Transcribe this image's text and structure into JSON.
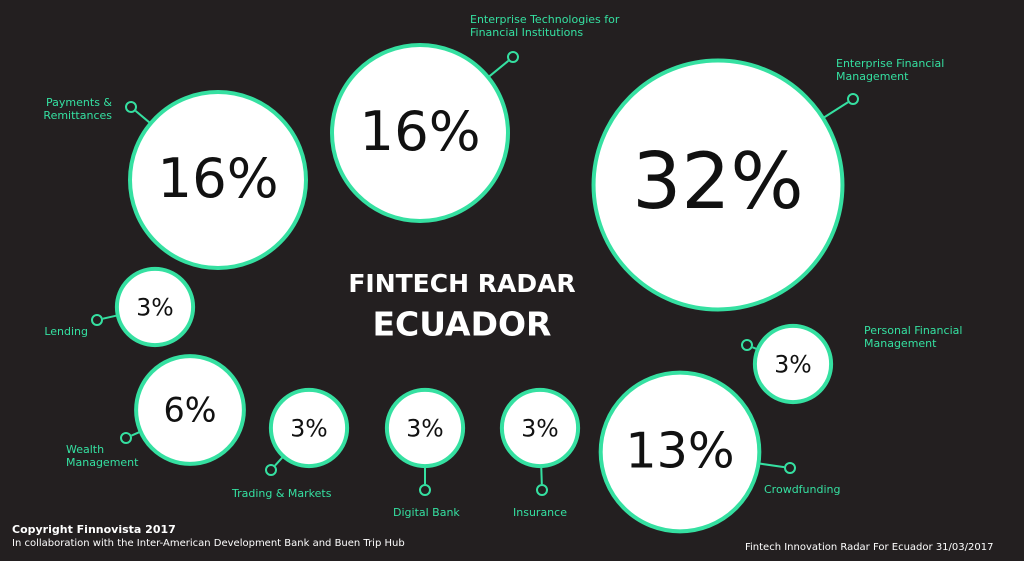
{
  "chart_data": {
    "type": "bubble",
    "title": "FINTECH RADAR",
    "subtitle": "ECUADOR",
    "color": "#35e0a1",
    "categories": [
      "Payments & Remittances",
      "Enterprise Technologies for Financial Institutions",
      "Enterprise Financial Management",
      "Lending",
      "Wealth Management",
      "Trading & Markets",
      "Digital Bank",
      "Insurance",
      "Crowdfunding",
      "Personal Financial Management"
    ],
    "values": [
      16,
      16,
      32,
      3,
      6,
      3,
      3,
      3,
      13,
      3
    ],
    "value_labels": [
      "16%",
      "16%",
      "32%",
      "3%",
      "6%",
      "3%",
      "3%",
      "3%",
      "13%",
      "3%"
    ]
  },
  "footer": {
    "copyright": "Copyright Finnovista 2017",
    "collaboration": "In collaboration with the Inter-American Development Bank and Buen Trip Hub",
    "source": "Fintech Innovation Radar For Ecuador 31/03/2017"
  }
}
______
### Do this
Reproduce all of the entries word for word, skipping any pictures they hold.

### Exercise answer
Transcribe this image's text and structure into JSON.
{
  "chart_data": {
    "type": "bubble",
    "title": "FINTECH RADAR",
    "subtitle": "ECUADOR",
    "color": "#35e0a1",
    "categories": [
      "Payments & Remittances",
      "Enterprise Technologies for Financial Institutions",
      "Enterprise Financial Management",
      "Lending",
      "Wealth Management",
      "Trading & Markets",
      "Digital Bank",
      "Insurance",
      "Crowdfunding",
      "Personal Financial Management"
    ],
    "values": [
      16,
      16,
      32,
      3,
      6,
      3,
      3,
      3,
      13,
      3
    ],
    "value_labels": [
      "16%",
      "16%",
      "32%",
      "3%",
      "6%",
      "3%",
      "3%",
      "3%",
      "13%",
      "3%"
    ]
  },
  "footer": {
    "copyright": "Copyright Finnovista 2017",
    "collaboration": "In collaboration with the Inter-American Development Bank and Buen Trip Hub",
    "source": "Fintech Innovation Radar For Ecuador 31/03/2017"
  }
}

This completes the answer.